**WORK TO BE COMPLETED**.
Note how many lines hold the string "POPCAT" and give that number without any other words.

**MATERIALS PROVIDED**.
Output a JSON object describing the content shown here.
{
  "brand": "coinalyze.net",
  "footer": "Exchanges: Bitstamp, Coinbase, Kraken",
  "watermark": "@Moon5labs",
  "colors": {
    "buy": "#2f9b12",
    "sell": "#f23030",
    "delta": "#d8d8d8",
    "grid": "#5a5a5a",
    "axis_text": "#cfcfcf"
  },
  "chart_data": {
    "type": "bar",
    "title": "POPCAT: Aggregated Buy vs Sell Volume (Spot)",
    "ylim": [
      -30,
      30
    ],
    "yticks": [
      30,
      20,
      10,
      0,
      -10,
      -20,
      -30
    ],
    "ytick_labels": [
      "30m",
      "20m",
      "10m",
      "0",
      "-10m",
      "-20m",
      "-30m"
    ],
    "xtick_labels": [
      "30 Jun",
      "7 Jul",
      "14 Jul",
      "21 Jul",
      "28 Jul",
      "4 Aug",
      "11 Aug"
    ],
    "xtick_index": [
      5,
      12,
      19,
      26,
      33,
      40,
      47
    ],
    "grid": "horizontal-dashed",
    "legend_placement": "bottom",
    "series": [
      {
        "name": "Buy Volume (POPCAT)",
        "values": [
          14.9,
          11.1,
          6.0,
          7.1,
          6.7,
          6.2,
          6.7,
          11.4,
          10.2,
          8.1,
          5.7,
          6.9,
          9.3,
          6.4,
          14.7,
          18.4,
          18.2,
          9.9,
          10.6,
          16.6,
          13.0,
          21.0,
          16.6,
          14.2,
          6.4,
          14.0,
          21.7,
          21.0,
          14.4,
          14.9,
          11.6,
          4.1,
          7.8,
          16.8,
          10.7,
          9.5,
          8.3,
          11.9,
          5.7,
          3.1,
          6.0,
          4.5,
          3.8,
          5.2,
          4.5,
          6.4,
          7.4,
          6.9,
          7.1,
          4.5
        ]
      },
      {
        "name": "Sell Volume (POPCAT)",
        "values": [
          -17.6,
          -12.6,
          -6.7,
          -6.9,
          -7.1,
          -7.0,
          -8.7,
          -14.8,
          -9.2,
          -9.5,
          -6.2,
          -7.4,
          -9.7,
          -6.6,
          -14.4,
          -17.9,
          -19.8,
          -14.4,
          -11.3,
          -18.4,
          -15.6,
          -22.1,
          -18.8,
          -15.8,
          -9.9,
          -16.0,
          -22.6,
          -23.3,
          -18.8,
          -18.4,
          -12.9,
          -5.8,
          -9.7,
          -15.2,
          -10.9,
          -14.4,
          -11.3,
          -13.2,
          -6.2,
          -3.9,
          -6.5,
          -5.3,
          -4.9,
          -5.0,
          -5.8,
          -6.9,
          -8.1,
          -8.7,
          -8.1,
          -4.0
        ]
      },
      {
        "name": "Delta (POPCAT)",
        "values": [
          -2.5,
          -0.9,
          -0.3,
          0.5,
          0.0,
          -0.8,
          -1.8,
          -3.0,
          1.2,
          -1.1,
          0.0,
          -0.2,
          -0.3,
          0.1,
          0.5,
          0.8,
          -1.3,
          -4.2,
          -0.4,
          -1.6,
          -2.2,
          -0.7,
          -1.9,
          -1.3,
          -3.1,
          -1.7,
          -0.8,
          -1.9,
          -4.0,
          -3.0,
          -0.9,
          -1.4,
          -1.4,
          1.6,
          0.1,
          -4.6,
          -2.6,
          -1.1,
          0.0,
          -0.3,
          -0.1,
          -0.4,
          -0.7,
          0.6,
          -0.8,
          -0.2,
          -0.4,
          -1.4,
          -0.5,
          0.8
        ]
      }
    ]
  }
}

**SOLUTION TO THE PROBLEM**.
4